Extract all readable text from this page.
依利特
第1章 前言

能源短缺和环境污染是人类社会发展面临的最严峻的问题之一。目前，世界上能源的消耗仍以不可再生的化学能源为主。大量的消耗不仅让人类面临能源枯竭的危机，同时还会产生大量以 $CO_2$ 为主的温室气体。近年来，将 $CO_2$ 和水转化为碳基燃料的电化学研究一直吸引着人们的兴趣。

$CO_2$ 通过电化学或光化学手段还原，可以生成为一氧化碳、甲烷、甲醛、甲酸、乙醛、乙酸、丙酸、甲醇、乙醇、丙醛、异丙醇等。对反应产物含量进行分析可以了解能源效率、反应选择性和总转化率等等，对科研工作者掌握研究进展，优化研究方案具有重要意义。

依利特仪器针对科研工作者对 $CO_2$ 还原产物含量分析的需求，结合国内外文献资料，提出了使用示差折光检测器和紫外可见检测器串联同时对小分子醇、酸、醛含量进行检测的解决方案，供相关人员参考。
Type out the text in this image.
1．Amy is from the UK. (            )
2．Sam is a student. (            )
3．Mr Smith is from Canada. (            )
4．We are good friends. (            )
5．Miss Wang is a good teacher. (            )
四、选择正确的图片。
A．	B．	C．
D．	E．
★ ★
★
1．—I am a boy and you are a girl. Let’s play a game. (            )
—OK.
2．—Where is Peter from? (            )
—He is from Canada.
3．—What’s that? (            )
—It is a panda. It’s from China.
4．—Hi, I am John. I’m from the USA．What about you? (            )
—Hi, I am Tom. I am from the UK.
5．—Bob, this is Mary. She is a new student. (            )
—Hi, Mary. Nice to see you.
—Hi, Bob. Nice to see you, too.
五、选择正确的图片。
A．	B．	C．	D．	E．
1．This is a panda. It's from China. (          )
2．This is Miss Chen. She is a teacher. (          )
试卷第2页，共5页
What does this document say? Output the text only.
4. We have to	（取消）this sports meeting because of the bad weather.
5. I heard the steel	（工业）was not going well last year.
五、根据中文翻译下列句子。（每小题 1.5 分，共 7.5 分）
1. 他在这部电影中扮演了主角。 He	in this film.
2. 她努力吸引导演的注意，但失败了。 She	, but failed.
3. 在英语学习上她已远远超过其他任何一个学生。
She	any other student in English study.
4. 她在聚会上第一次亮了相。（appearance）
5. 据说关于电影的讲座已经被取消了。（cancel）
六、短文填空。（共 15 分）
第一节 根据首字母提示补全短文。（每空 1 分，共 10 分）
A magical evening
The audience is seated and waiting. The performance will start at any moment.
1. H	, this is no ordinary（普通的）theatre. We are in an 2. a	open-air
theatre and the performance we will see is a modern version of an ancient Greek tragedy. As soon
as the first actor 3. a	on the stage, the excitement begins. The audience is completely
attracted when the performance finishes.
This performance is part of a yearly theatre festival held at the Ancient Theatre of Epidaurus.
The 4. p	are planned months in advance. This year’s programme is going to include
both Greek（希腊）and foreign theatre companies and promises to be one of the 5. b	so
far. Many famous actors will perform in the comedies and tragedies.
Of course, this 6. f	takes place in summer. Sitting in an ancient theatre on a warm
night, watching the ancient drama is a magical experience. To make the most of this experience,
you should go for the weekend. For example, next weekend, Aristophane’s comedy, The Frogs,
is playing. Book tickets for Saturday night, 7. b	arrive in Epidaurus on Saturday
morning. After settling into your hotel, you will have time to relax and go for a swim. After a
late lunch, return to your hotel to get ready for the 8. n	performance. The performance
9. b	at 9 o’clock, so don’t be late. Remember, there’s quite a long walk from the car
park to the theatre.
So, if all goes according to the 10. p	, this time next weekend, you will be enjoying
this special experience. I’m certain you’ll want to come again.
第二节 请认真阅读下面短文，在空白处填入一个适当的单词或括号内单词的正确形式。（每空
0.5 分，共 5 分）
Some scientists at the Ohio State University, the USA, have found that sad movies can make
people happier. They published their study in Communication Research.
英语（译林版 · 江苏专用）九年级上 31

> _Set problem_: Write out the data exactly as it stands.

> _Output of the exercise_:
Extract all readable text from this page.
依利特
第1章 前言

能源短缺和环境污染是人类社会发展面临的最严峻的问题之一。目前，世界上能源的消耗仍以不可再生的化学能源为主。大量的消耗不仅让人类面临能源枯竭的危机，同时还会产生大量以 $CO_2$ 为主的温室气体。近年来，将 $CO_2$ 和水转化为碳基燃料的电化学研究一直吸引着人们的兴趣。

$CO_2$ 通过电化学或光化学手段还原，可以生成为一氧化碳、甲烷、甲醛、甲酸、乙醛、乙酸、丙酸、甲醇、乙醇、丙醛、异丙醇等。对反应产物含量进行分析可以了解能源效率、反应选择性和总转化率等等，对科研工作者掌握研究进展，优化研究方案具有重要意义。

依利特仪器针对科研工作者对 $CO_2$ 还原产物含量分析的需求，结合国内外文献资料，提出了使用示差折光检测器和紫外可见检测器串联同时对小分子醇、酸、醛含量进行检测的解决方案，供相关人员参考。
Type out the text in this image.
1．Amy is from the UK. (            )
2．Sam is a student. (            )
3．Mr Smith is from Canada. (            )
4．We are good friends. (            )
5．Miss Wang is a good teacher. (            )
四、选择正确的图片。
A．	B．	C．
D．	E．
★ ★
★
1．—I am a boy and you are a girl. Let’s play a game. (            )
—OK.
2．—Where is Peter from? (            )
—He is from Canada.
3．—What’s that? (            )
—It is a panda. It’s from China.
4．—Hi, I am John. I’m from the USA．What about you? (            )
—Hi, I am Tom. I am from the UK.
5．—Bob, this is Mary. She is a new student. (            )
—Hi, Mary. Nice to see you.
—Hi, Bob. Nice to see you, too.
五、选择正确的图片。
A．	B．	C．	D．	E．
1．This is a panda. It's from China. (          )
2．This is Miss Chen. She is a teacher. (          )
试卷第2页，共5页
What does this document say? Output the text only.
4. We have to	（取消）this sports meeting because of the bad weather.
5. I heard the steel	（工业）was not going well last year.
五、根据中文翻译下列句子。（每小题 1.5 分，共 7.5 分）
1. 他在这部电影中扮演了主角。 He	in this film.
2. 她努力吸引导演的注意，但失败了。 She	, but failed.
3. 在英语学习上她已远远超过其他任何一个学生。
She	any other student in English study.
4. 她在聚会上第一次亮了相。（appearance）
5. 据说关于电影的讲座已经被取消了。（cancel）
六、短文填空。（共 15 分）
第一节 根据首字母提示补全短文。（每空 1 分，共 10 分）
A magical evening
The audience is seated and waiting. The performance will start at any moment.
1. H	, this is no ordinary（普通的）theatre. We are in an 2. a	open-air
theatre and the performance we will see is a modern version of an ancient Greek tragedy. As soon
as the first actor 3. a	on the stage, the excitement begins. The audience is completely
attracted when the performance finishes.
This performance is part of a yearly theatre festival held at the Ancient Theatre of Epidaurus.
The 4. p	are planned months in advance. This year’s programme is going to include
both Greek（希腊）and foreign theatre companies and promises to be one of the 5. b	so
far. Many famous actors will perform in the comedies and tragedies.
Of course, this 6. f	takes place in summer. Sitting in an ancient theatre on a warm
night, watching the ancient drama is a magical experience. To make the most of this experience,
you should go for the weekend. For example, next weekend, Aristophane’s comedy, The Frogs,
is playing. Book tickets for Saturday night, 7. b	arrive in Epidaurus on Saturday
morning. After settling into your hotel, you will have time to relax and go for a swim. After a
late lunch, return to your hotel to get ready for the 8. n	performance. The performance
9. b	at 9 o’clock, so don’t be late. Remember, there’s quite a long walk from the car
park to the theatre.
So, if all goes according to the 10. p	, this time next weekend, you will be enjoying
this special experience. I’m certain you’ll want to come again.
第二节 请认真阅读下面短文，在空白处填入一个适当的单词或括号内单词的正确形式。（每空
0.5 分，共 5 分）
Some scientists at the Ohio State University, the USA, have found that sad movies can make
people happier. They published their study in Communication Research.
英语（译林版 · 江苏专用）九年级上 31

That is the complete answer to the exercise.